• **Records provided**

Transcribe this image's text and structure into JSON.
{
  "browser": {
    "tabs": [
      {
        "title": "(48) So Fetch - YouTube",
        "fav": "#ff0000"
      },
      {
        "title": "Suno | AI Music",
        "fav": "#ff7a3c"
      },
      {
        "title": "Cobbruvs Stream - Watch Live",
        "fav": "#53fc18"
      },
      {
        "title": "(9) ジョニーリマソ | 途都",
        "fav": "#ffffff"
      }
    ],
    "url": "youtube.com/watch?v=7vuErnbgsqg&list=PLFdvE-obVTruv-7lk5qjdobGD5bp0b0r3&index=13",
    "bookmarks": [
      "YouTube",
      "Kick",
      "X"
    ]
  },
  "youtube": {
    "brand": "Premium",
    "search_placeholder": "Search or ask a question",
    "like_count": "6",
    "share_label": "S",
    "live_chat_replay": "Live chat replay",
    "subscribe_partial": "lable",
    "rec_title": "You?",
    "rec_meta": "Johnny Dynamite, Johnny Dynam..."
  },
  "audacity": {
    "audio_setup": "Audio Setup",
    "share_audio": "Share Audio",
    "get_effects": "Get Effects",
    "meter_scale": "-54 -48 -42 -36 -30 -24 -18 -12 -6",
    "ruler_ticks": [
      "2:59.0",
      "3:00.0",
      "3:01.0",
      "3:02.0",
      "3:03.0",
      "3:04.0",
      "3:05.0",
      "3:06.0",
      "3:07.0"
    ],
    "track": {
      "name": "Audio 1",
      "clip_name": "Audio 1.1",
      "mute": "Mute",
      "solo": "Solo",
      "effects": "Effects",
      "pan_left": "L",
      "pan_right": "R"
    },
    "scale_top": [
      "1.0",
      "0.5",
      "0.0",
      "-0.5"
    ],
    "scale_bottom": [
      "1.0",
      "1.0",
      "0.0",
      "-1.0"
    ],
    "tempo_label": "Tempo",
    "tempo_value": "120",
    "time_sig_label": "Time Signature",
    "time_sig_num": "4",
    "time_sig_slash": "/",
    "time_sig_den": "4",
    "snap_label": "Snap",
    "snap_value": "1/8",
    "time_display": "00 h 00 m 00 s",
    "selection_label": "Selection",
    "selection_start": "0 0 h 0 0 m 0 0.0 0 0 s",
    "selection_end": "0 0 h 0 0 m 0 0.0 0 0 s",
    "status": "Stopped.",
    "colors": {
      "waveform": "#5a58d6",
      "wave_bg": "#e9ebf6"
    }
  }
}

• **Task description**
Output all of the data again, exactly.

• **The solution**
Transcribe this image's text and structure into JSON.
{
  "browser": {
    "tabs": [
      {
        "title": "(48) So Fetch - YouTube",
        "fav": "#ff0000"
      },
      {
        "title": "Suno | AI Music",
        "fav": "#ff7a3c"
      },
      {
        "title": "Cobbruvs Stream - Watch Live",
        "fav": "#53fc18"
      },
      {
        "title": "(9) ジョニーリマソ | 途都",
        "fav": "#ffffff"
      }
    ],
    "url": "youtube.com/watch?v=7vuErnbgsqg&list=PLFdvE-obVTruv-7lk5qjdobGD5bp0b0r3&index=13",
    "bookmarks": [
      "YouTube",
      "Kick",
      "X"
    ]
  },
  "youtube": {
    "brand": "Premium",
    "search_placeholder": "Search or ask a question",
    "like_count": "6",
    "share_label": "S",
    "live_chat_replay": "Live chat replay",
    "subscribe_partial": "lable",
    "rec_title": "You?",
    "rec_meta": "Johnny Dynamite, Johnny Dynam..."
  },
  "audacity": {
    "audio_setup": "Audio Setup",
    "share_audio": "Share Audio",
    "get_effects": "Get Effects",
    "meter_scale": "-54 -48 -42 -36 -30 -24 -18 -12 -6",
    "ruler_ticks": [
      "2:59.0",
      "3:00.0",
      "3:01.0",
      "3:02.0",
      "3:03.0",
      "3:04.0",
      "3:05.0",
      "3:06.0",
      "3:07.0"
    ],
    "track": {
      "name": "Audio 1",
      "clip_name": "Audio 1.1",
      "mute": "Mute",
      "solo": "Solo",
      "effects": "Effects",
      "pan_left": "L",
      "pan_right": "R"
    },
    "scale_top": [
      "1.0",
      "0.5",
      "0.0",
      "-0.5"
    ],
    "scale_bottom": [
      "1.0",
      "1.0",
      "0.0",
      "-1.0"
    ],
    "tempo_label": "Tempo",
    "tempo_value": "120",
    "time_sig_label": "Time Signature",
    "time_sig_num": "4",
    "time_sig_slash": "/",
    "time_sig_den": "4",
    "snap_label": "Snap",
    "snap_value": "1/8",
    "time_display": "00 h 00 m 00 s",
    "selection_label": "Selection",
    "selection_start": "0 0 h 0 0 m 0 0.0 0 0 s",
    "selection_end": "0 0 h 0 0 m 0 0.0 0 0 s",
    "status": "Stopped.",
    "colors": {
      "waveform": "#5a58d6",
      "wave_bg": "#e9ebf6"
    }
  }
}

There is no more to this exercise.